Dataset excerpts —
==*==
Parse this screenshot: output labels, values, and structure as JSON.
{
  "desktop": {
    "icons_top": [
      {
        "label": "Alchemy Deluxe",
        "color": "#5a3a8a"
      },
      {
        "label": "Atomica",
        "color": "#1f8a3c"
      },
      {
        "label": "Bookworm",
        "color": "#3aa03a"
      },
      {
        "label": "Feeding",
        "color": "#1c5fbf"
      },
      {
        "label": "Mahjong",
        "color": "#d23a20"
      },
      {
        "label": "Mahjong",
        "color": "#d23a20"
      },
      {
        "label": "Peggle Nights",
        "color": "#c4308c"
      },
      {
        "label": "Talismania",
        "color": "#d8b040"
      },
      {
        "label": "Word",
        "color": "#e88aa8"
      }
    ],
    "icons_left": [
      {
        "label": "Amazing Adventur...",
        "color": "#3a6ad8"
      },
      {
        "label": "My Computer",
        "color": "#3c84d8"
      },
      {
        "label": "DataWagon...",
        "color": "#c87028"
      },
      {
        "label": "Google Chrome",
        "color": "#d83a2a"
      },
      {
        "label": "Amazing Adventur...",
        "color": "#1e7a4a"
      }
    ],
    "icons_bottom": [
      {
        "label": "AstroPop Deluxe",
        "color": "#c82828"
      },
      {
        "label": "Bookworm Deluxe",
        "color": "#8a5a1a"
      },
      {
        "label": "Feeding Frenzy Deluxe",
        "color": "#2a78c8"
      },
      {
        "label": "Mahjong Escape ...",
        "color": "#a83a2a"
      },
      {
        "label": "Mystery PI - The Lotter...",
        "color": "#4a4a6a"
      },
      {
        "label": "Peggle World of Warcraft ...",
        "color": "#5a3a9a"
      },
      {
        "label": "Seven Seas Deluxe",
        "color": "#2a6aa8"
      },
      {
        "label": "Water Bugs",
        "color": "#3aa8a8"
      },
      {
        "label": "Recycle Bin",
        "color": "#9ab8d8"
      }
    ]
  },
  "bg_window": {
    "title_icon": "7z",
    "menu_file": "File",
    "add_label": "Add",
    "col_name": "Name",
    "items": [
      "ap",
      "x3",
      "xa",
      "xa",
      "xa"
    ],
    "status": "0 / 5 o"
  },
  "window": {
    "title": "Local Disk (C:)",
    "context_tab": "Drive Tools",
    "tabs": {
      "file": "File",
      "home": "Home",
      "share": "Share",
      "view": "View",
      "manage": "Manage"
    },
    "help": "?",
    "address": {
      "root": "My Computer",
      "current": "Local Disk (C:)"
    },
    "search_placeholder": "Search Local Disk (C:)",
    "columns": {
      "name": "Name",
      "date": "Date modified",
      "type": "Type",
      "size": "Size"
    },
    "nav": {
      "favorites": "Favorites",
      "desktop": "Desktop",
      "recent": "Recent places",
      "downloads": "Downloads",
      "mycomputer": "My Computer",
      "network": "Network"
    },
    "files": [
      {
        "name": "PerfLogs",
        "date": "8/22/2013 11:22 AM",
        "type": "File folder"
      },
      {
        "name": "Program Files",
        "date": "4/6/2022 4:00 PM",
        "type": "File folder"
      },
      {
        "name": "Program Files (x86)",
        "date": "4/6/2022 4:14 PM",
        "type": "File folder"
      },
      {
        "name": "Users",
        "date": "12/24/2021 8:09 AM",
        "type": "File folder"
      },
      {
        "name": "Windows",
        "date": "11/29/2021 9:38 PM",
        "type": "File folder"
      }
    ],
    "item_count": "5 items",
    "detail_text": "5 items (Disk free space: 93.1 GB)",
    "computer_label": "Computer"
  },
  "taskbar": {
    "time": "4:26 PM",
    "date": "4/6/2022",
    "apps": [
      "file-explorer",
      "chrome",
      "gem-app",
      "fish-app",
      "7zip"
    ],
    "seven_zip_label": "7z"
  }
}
==*==
Task directions — All of the lines above need to be given again exactly.

Result of the task —
Parse this screenshot: output labels, values, and structure as JSON.
{
  "desktop": {
    "icons_top": [
      {
        "label": "Alchemy Deluxe",
        "color": "#5a3a8a"
      },
      {
        "label": "Atomica",
        "color": "#1f8a3c"
      },
      {
        "label": "Bookworm",
        "color": "#3aa03a"
      },
      {
        "label": "Feeding",
        "color": "#1c5fbf"
      },
      {
        "label": "Mahjong",
        "color": "#d23a20"
      },
      {
        "label": "Mahjong",
        "color": "#d23a20"
      },
      {
        "label": "Peggle Nights",
        "color": "#c4308c"
      },
      {
        "label": "Talismania",
        "color": "#d8b040"
      },
      {
        "label": "Word",
        "color": "#e88aa8"
      }
    ],
    "icons_left": [
      {
        "label": "Amazing Adventur...",
        "color": "#3a6ad8"
      },
      {
        "label": "My Computer",
        "color": "#3c84d8"
      },
      {
        "label": "DataWagon...",
        "color": "#c87028"
      },
      {
        "label": "Google Chrome",
        "color": "#d83a2a"
      },
      {
        "label": "Amazing Adventur...",
        "color": "#1e7a4a"
      }
    ],
    "icons_bottom": [
      {
        "label": "AstroPop Deluxe",
        "color": "#c82828"
      },
      {
        "label": "Bookworm Deluxe",
        "color": "#8a5a1a"
      },
      {
        "label": "Feeding Frenzy Deluxe",
        "color": "#2a78c8"
      },
      {
        "label": "Mahjong Escape ...",
        "color": "#a83a2a"
      },
      {
        "label": "Mystery PI - The Lotter...",
        "color": "#4a4a6a"
      },
      {
        "label": "Peggle World of Warcraft ...",
        "color": "#5a3a9a"
      },
      {
        "label": "Seven Seas Deluxe",
        "color": "#2a6aa8"
      },
      {
        "label": "Water Bugs",
        "color": "#3aa8a8"
      },
      {
        "label": "Recycle Bin",
        "color": "#9ab8d8"
      }
    ]
  },
  "bg_window": {
    "title_icon": "7z",
    "menu_file": "File",
    "add_label": "Add",
    "col_name": "Name",
    "items": [
      "ap",
      "x3",
      "xa",
      "xa",
      "xa"
    ],
    "status": "0 / 5 o"
  },
  "window": {
    "title": "Local Disk (C:)",
    "context_tab": "Drive Tools",
    "tabs": {
      "file": "File",
      "home": "Home",
      "share": "Share",
      "view": "View",
      "manage": "Manage"
    },
    "help": "?",
    "address": {
      "root": "My Computer",
      "current": "Local Disk (C:)"
    },
    "search_placeholder": "Search Local Disk (C:)",
    "columns": {
      "name": "Name",
      "date": "Date modified",
      "type": "Type",
      "size": "Size"
    },
    "nav": {
      "favorites": "Favorites",
      "desktop": "Desktop",
      "recent": "Recent places",
      "downloads": "Downloads",
      "mycomputer": "My Computer",
      "network": "Network"
    },
    "files": [
      {
        "name": "PerfLogs",
        "date": "8/22/2013 11:22 AM",
        "type": "File folder"
      },
      {
        "name": "Program Files",
        "date": "4/6/2022 4:00 PM",
        "type": "File folder"
      },
      {
        "name": "Program Files (x86)",
        "date": "4/6/2022 4:14 PM",
        "type": "File folder"
      },
      {
        "name": "Users",
        "date": "12/24/2021 8:09 AM",
        "type": "File folder"
      },
      {
        "name": "Windows",
        "date": "11/29/2021 9:38 PM",
        "type": "File folder"
      }
    ],
    "item_count": "5 items",
    "detail_text": "5 items (Disk free space: 93.1 GB)",
    "computer_label": "Computer"
  },
  "taskbar": {
    "time": "4:26 PM",
    "date": "4/6/2022",
    "apps": [
      "file-explorer",
      "chrome",
      "gem-app",
      "fish-app",
      "7zip"
    ],
    "seven_zip_label": "7z"
  }
}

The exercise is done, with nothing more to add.